* [What to do]: Carry none of the pictures over; write out the complete data exactly.
** Start of Records to use **
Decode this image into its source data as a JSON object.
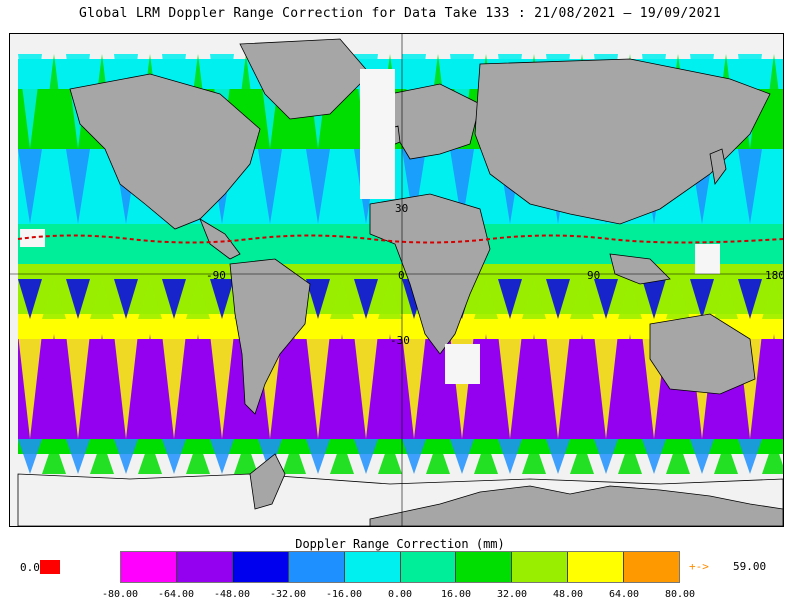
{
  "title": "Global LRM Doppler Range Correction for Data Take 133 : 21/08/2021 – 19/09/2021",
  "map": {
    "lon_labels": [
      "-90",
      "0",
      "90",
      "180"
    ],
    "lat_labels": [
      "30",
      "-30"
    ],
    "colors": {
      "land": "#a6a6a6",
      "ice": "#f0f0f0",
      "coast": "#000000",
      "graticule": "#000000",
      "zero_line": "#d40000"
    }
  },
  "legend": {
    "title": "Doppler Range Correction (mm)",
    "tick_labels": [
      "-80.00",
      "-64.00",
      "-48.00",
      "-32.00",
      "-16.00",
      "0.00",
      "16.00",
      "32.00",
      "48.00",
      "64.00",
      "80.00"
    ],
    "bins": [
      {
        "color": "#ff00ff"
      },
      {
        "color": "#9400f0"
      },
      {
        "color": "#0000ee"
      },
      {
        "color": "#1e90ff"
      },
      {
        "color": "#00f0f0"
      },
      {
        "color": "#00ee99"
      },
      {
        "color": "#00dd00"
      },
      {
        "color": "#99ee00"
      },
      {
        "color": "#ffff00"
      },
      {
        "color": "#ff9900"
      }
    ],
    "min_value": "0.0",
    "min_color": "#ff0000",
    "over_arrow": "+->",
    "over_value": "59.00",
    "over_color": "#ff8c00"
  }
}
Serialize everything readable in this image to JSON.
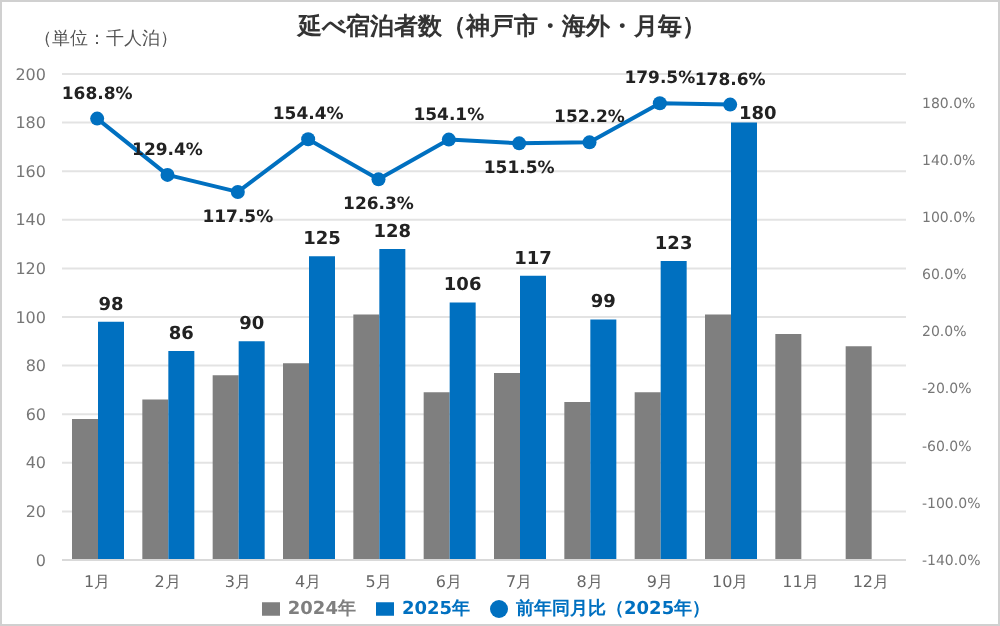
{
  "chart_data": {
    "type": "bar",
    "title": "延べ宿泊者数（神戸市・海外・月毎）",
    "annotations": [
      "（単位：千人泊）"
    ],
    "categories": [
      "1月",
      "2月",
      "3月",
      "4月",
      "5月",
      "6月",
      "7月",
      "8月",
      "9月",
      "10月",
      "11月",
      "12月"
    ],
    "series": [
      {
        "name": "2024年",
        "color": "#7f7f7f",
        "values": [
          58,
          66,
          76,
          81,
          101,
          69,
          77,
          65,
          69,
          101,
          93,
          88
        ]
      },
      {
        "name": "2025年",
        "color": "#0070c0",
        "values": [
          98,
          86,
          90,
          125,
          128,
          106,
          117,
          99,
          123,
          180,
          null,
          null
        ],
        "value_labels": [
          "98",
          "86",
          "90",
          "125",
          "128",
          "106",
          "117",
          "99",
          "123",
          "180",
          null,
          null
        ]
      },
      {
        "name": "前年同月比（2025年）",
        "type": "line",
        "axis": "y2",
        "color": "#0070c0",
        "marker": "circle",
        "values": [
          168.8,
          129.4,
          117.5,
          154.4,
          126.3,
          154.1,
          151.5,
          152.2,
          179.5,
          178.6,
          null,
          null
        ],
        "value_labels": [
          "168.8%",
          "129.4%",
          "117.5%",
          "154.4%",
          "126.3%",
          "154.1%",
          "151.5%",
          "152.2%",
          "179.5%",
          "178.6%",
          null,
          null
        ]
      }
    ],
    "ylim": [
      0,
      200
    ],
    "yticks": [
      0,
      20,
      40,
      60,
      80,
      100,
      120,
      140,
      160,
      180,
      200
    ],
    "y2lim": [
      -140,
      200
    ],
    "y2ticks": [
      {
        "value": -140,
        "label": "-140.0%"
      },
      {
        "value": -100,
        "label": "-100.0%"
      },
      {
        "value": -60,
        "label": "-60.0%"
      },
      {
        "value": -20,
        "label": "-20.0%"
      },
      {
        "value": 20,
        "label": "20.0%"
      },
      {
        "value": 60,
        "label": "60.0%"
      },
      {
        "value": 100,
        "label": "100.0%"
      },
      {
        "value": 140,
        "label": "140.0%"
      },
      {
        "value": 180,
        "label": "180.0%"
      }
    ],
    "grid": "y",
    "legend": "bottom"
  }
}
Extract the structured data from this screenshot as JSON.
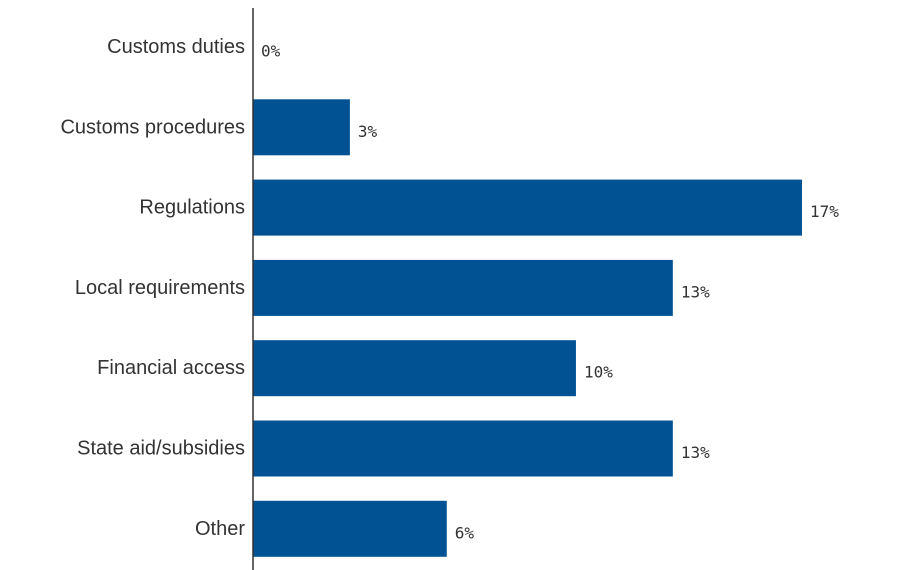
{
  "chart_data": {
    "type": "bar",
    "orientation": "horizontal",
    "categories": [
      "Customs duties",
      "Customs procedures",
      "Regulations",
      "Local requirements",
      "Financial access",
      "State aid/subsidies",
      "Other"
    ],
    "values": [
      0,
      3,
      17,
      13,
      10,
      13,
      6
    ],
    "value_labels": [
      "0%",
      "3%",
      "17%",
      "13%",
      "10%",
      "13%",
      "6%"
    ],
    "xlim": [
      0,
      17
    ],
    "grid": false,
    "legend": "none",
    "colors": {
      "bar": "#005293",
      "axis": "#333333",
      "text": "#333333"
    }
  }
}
** End of Records to use **
* [Task answer]:
Decode this image into its source data as a JSON object.
{
  "title": "Global LRM Doppler Range Correction for Data Take 133 : 21/08/2021 – 19/09/2021",
  "map": {
    "lon_labels": [
      "-90",
      "0",
      "90",
      "180"
    ],
    "lat_labels": [
      "30",
      "-30"
    ],
    "colors": {
      "land": "#a6a6a6",
      "ice": "#f0f0f0",
      "coast": "#000000",
      "graticule": "#000000",
      "zero_line": "#d40000"
    }
  },
  "legend": {
    "title": "Doppler Range Correction (mm)",
    "tick_labels": [
      "-80.00",
      "-64.00",
      "-48.00",
      "-32.00",
      "-16.00",
      "0.00",
      "16.00",
      "32.00",
      "48.00",
      "64.00",
      "80.00"
    ],
    "bins": [
      {
        "color": "#ff00ff"
      },
      {
        "color": "#9400f0"
      },
      {
        "color": "#0000ee"
      },
      {
        "color": "#1e90ff"
      },
      {
        "color": "#00f0f0"
      },
      {
        "color": "#00ee99"
      },
      {
        "color": "#00dd00"
      },
      {
        "color": "#99ee00"
      },
      {
        "color": "#ffff00"
      },
      {
        "color": "#ff9900"
      }
    ],
    "min_value": "0.0",
    "min_color": "#ff0000",
    "over_arrow": "+->",
    "over_value": "59.00",
    "over_color": "#ff8c00"
  }
}
Serialize everything readable in this image to JSON.
{
  "chart_data": {
    "type": "bar",
    "title": "延べ宿泊者数（神戸市・海外・月毎）",
    "annotations": [
      "（単位：千人泊）"
    ],
    "categories": [
      "1月",
      "2月",
      "3月",
      "4月",
      "5月",
      "6月",
      "7月",
      "8月",
      "9月",
      "10月",
      "11月",
      "12月"
    ],
    "series": [
      {
        "name": "2024年",
        "color": "#7f7f7f",
        "values": [
          58,
          66,
          76,
          81,
          101,
          69,
          77,
          65,
          69,
          101,
          93,
          88
        ]
      },
      {
        "name": "2025年",
        "color": "#0070c0",
        "values": [
          98,
          86,
          90,
          125,
          128,
          106,
          117,
          99,
          123,
          180,
          null,
          null
        ],
        "value_labels": [
          "98",
          "86",
          "90",
          "125",
          "128",
          "106",
          "117",
          "99",
          "123",
          "180",
          null,
          null
        ]
      },
      {
        "name": "前年同月比（2025年）",
        "type": "line",
        "axis": "y2",
        "color": "#0070c0",
        "marker": "circle",
        "values": [
          168.8,
          129.4,
          117.5,
          154.4,
          126.3,
          154.1,
          151.5,
          152.2,
          179.5,
          178.6,
          null,
          null
        ],
        "value_labels": [
          "168.8%",
          "129.4%",
          "117.5%",
          "154.4%",
          "126.3%",
          "154.1%",
          "151.5%",
          "152.2%",
          "179.5%",
          "178.6%",
          null,
          null
        ]
      }
    ],
    "ylim": [
      0,
      200
    ],
    "yticks": [
      0,
      20,
      40,
      60,
      80,
      100,
      120,
      140,
      160,
      180,
      200
    ],
    "y2lim": [
      -140,
      200
    ],
    "y2ticks": [
      {
        "value": -140,
        "label": "-140.0%"
      },
      {
        "value": -100,
        "label": "-100.0%"
      },
      {
        "value": -60,
        "label": "-60.0%"
      },
      {
        "value": -20,
        "label": "-20.0%"
      },
      {
        "value": 20,
        "label": "20.0%"
      },
      {
        "value": 60,
        "label": "60.0%"
      },
      {
        "value": 100,
        "label": "100.0%"
      },
      {
        "value": 140,
        "label": "140.0%"
      },
      {
        "value": 180,
        "label": "180.0%"
      }
    ],
    "grid": "y",
    "legend": "bottom"
  }
}
Extract the structured data from this screenshot as JSON.
{
  "chart_data": {
    "type": "bar",
    "orientation": "horizontal",
    "categories": [
      "Customs duties",
      "Customs procedures",
      "Regulations",
      "Local requirements",
      "Financial access",
      "State aid/subsidies",
      "Other"
    ],
    "values": [
      0,
      3,
      17,
      13,
      10,
      13,
      6
    ],
    "value_labels": [
      "0%",
      "3%",
      "17%",
      "13%",
      "10%",
      "13%",
      "6%"
    ],
    "xlim": [
      0,
      17
    ],
    "grid": false,
    "legend": "none",
    "colors": {
      "bar": "#005293",
      "axis": "#333333",
      "text": "#333333"
    }
  }
}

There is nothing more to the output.